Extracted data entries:
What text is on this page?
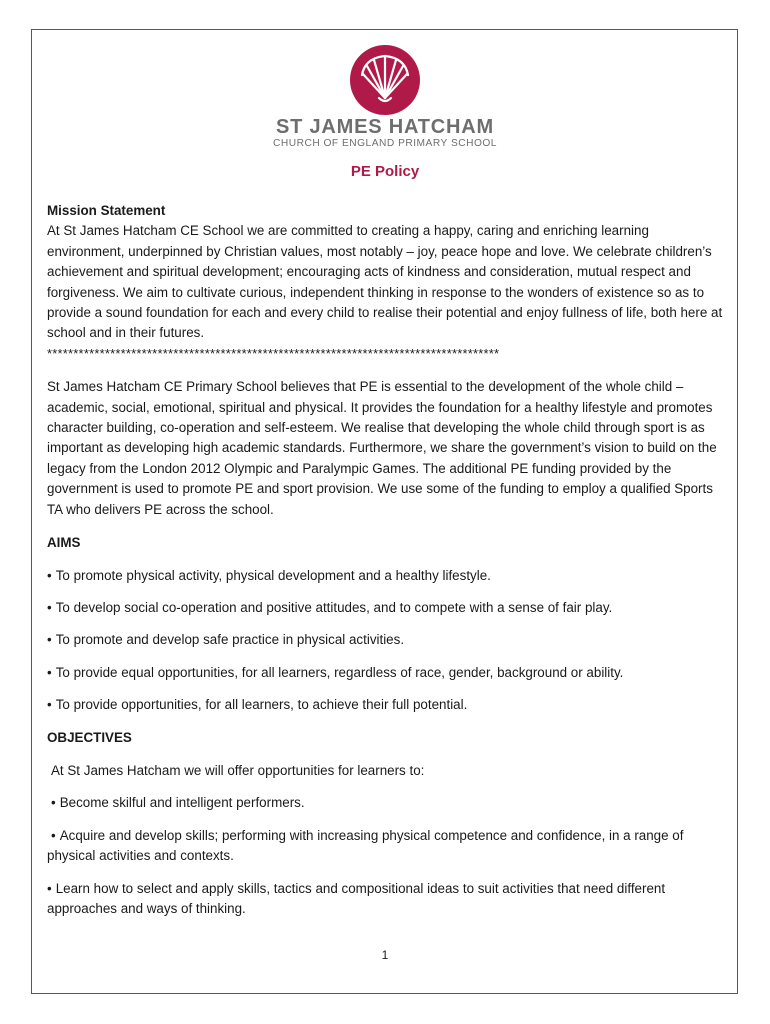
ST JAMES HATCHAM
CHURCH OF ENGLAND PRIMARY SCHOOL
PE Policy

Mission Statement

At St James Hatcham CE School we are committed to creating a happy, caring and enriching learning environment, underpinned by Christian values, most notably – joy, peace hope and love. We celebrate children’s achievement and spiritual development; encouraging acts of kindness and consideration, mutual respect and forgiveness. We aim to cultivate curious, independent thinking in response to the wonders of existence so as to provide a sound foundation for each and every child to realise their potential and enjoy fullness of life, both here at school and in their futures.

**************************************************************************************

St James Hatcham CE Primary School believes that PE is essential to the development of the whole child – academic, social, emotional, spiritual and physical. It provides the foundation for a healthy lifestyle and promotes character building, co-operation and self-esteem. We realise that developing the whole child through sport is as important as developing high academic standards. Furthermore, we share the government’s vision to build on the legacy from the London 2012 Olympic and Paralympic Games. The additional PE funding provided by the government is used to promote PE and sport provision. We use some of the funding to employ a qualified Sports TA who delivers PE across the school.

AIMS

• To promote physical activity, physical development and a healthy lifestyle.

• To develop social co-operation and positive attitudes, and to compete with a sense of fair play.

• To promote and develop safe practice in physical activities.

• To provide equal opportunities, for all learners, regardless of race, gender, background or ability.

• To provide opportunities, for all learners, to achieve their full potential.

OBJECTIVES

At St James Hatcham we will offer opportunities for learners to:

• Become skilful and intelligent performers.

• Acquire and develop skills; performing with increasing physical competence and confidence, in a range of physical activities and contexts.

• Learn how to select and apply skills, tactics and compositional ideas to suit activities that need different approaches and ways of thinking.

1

==

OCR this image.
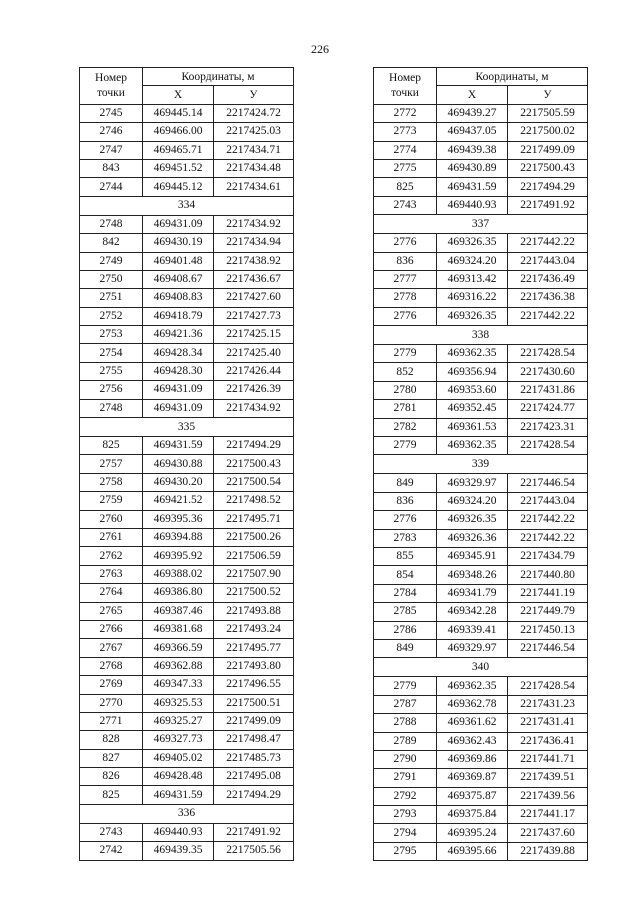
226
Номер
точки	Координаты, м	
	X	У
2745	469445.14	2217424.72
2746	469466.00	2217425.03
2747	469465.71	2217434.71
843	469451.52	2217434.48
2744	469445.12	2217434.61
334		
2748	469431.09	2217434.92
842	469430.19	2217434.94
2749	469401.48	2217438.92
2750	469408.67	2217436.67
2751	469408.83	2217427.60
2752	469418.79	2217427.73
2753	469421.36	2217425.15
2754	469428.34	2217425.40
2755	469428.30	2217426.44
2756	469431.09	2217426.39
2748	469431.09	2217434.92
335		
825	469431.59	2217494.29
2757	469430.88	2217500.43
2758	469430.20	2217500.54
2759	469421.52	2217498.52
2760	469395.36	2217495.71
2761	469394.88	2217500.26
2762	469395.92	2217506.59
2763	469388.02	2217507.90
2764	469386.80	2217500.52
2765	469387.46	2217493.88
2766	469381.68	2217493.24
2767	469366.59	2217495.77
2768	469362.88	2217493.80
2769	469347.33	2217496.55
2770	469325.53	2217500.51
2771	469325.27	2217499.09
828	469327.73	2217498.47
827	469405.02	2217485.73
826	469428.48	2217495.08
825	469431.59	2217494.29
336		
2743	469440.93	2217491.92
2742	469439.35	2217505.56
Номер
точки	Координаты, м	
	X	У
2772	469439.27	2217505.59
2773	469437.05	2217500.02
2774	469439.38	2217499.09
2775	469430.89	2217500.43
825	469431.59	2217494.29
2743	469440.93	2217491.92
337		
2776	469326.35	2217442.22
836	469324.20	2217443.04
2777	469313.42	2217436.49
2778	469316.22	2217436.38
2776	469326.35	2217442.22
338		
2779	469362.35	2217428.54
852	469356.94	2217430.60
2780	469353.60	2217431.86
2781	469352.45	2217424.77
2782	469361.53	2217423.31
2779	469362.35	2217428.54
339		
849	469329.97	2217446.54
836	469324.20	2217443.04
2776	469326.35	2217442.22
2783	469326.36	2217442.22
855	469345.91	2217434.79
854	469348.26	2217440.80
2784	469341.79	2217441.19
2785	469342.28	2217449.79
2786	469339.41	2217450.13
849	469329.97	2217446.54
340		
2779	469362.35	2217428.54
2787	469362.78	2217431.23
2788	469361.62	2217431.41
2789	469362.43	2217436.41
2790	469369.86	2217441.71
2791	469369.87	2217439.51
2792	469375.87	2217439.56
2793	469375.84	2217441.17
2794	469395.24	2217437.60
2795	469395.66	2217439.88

* **Instruction**
Copy whichever lines in the listing above contain the word "learners".

* **Exercise response**
• To provide equal opportunities, for all learners, regardless of race, gender, background or ability.
• To provide opportunities, for all learners, to achieve their full potential.
At St James Hatcham we will offer opportunities for learners to:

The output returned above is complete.